[start Provided records]
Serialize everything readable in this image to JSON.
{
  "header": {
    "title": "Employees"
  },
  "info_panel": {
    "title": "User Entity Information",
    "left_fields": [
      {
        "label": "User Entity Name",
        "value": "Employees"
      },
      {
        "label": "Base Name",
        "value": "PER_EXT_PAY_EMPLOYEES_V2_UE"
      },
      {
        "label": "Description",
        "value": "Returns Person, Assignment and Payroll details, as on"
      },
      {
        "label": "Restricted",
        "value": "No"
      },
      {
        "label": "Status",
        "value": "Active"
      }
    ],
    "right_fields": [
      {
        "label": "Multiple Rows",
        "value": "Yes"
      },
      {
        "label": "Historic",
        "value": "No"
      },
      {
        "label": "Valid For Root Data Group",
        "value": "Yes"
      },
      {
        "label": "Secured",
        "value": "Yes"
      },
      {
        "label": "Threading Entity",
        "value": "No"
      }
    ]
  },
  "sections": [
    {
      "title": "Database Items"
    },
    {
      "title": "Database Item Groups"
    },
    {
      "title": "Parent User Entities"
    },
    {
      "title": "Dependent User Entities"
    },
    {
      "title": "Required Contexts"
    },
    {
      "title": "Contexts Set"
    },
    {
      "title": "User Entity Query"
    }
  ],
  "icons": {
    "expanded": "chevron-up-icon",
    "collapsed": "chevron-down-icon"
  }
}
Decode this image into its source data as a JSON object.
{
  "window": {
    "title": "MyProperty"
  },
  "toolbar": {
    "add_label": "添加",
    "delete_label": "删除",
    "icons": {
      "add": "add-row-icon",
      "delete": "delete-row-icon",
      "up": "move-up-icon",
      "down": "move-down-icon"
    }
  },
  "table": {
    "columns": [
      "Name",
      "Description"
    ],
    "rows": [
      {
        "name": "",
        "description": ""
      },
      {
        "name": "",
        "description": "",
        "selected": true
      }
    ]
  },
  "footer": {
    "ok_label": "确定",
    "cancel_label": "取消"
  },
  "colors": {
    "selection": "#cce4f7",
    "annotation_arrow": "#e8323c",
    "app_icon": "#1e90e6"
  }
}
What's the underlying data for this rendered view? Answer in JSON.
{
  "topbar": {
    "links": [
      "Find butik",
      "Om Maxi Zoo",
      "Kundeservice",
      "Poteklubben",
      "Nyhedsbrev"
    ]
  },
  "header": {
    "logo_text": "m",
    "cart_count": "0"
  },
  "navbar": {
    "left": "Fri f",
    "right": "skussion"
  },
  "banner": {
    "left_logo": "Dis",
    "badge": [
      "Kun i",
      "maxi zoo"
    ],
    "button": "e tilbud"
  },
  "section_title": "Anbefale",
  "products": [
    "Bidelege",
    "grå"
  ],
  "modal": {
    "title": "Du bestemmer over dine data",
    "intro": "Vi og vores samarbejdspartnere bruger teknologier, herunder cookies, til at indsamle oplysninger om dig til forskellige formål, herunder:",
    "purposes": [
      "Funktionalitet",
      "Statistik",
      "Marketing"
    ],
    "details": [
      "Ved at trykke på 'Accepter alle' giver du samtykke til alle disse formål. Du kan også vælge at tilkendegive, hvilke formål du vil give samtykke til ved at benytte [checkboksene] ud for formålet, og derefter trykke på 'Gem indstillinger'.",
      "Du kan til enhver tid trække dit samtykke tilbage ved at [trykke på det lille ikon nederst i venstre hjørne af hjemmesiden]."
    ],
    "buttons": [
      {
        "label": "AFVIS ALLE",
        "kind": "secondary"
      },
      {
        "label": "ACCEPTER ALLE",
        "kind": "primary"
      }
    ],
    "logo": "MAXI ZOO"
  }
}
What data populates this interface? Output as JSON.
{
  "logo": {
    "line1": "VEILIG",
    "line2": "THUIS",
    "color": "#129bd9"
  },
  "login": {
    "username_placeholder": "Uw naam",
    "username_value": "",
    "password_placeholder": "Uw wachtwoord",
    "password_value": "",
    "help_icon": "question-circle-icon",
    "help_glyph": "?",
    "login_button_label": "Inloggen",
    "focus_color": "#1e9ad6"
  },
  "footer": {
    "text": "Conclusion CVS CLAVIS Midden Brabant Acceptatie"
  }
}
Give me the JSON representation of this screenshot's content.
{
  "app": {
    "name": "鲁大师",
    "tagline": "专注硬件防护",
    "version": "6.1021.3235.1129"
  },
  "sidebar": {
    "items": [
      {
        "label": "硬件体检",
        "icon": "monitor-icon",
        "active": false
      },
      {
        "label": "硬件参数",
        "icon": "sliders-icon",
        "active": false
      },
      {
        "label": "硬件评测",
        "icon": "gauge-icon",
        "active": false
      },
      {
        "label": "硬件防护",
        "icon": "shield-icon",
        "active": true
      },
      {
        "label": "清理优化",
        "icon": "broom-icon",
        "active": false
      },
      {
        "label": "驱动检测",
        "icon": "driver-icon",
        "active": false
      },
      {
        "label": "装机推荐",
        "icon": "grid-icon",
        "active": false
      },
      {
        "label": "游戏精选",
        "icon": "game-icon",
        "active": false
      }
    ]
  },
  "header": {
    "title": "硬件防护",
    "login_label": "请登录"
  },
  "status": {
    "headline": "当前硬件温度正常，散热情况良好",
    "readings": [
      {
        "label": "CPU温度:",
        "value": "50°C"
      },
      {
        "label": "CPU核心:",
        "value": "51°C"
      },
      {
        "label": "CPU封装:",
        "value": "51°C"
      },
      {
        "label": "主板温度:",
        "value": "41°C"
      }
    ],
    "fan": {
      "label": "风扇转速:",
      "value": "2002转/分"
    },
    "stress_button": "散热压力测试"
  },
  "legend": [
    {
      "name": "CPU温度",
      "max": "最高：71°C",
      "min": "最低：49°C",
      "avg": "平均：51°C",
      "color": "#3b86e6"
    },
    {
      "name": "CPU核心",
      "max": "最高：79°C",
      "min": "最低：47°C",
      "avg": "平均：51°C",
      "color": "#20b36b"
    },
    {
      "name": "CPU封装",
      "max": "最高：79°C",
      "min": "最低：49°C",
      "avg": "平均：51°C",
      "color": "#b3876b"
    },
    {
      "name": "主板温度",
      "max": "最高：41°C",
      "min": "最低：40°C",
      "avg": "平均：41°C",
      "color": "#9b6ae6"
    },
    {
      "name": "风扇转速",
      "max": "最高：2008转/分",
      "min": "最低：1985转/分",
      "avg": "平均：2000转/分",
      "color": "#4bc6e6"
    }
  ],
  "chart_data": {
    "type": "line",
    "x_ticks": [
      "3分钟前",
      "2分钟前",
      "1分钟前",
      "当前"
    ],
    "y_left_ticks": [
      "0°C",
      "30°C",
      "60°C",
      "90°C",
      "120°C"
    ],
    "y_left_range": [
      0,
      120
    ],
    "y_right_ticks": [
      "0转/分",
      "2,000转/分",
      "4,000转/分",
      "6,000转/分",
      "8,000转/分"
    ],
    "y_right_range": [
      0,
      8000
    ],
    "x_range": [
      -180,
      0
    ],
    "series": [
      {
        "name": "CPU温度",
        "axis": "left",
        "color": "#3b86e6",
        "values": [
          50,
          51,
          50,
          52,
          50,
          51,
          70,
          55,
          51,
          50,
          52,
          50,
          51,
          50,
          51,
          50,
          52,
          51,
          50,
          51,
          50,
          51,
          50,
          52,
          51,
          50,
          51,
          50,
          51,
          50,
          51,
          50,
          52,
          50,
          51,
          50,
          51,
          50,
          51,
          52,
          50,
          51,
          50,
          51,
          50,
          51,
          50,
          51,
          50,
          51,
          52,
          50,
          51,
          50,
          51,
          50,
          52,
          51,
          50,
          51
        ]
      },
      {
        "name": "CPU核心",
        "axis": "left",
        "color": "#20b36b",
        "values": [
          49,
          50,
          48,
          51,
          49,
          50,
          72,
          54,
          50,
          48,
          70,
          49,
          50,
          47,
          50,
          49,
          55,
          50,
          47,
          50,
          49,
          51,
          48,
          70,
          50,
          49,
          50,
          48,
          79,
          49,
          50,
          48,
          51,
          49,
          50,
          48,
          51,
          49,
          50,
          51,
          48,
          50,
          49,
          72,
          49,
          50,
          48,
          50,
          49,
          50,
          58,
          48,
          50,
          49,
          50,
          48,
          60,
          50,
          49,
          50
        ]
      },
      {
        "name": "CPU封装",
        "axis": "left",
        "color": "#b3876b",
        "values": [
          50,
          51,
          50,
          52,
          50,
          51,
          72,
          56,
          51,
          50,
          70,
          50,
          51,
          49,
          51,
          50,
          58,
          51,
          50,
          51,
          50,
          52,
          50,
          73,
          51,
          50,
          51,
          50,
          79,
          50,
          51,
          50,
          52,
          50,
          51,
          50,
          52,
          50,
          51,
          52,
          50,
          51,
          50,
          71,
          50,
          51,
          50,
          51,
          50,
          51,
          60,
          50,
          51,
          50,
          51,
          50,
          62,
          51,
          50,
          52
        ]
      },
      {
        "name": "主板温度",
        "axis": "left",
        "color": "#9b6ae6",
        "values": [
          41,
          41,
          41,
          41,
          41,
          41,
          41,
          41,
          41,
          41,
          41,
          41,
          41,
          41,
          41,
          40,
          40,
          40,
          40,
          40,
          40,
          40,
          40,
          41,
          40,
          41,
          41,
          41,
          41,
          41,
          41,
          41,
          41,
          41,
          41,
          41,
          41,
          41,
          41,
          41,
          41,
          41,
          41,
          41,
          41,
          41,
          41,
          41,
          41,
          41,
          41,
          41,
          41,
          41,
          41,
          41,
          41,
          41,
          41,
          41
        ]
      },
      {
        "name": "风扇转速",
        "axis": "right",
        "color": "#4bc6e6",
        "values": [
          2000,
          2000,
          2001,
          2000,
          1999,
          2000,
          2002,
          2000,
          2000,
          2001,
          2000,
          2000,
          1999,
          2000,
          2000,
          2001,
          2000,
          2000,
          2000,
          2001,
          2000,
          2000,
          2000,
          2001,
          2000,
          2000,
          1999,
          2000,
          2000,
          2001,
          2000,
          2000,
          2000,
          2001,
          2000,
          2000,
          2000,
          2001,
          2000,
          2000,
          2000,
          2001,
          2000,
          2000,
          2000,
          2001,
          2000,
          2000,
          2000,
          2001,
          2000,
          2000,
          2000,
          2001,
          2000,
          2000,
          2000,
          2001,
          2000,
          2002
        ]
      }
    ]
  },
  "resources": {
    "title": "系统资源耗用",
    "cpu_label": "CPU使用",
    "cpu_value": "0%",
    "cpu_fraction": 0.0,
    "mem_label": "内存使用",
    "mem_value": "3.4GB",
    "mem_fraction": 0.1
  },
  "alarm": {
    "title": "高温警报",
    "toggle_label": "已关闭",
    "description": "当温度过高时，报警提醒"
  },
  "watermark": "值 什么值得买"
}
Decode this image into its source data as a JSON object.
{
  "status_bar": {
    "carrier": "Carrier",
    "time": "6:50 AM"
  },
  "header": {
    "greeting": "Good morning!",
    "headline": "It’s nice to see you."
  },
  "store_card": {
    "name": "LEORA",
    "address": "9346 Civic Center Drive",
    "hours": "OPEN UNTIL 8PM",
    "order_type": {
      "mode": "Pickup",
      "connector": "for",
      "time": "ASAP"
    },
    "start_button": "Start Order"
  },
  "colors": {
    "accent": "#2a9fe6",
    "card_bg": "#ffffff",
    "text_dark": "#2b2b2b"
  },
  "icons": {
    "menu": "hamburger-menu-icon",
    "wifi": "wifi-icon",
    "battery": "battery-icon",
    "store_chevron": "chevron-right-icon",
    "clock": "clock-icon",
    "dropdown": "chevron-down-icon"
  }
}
[end Provided records]
▶ [Exercise prompt]: State how many lines of the listing include "samtykke", and nothing more.

▶ [Exercise solution]: 2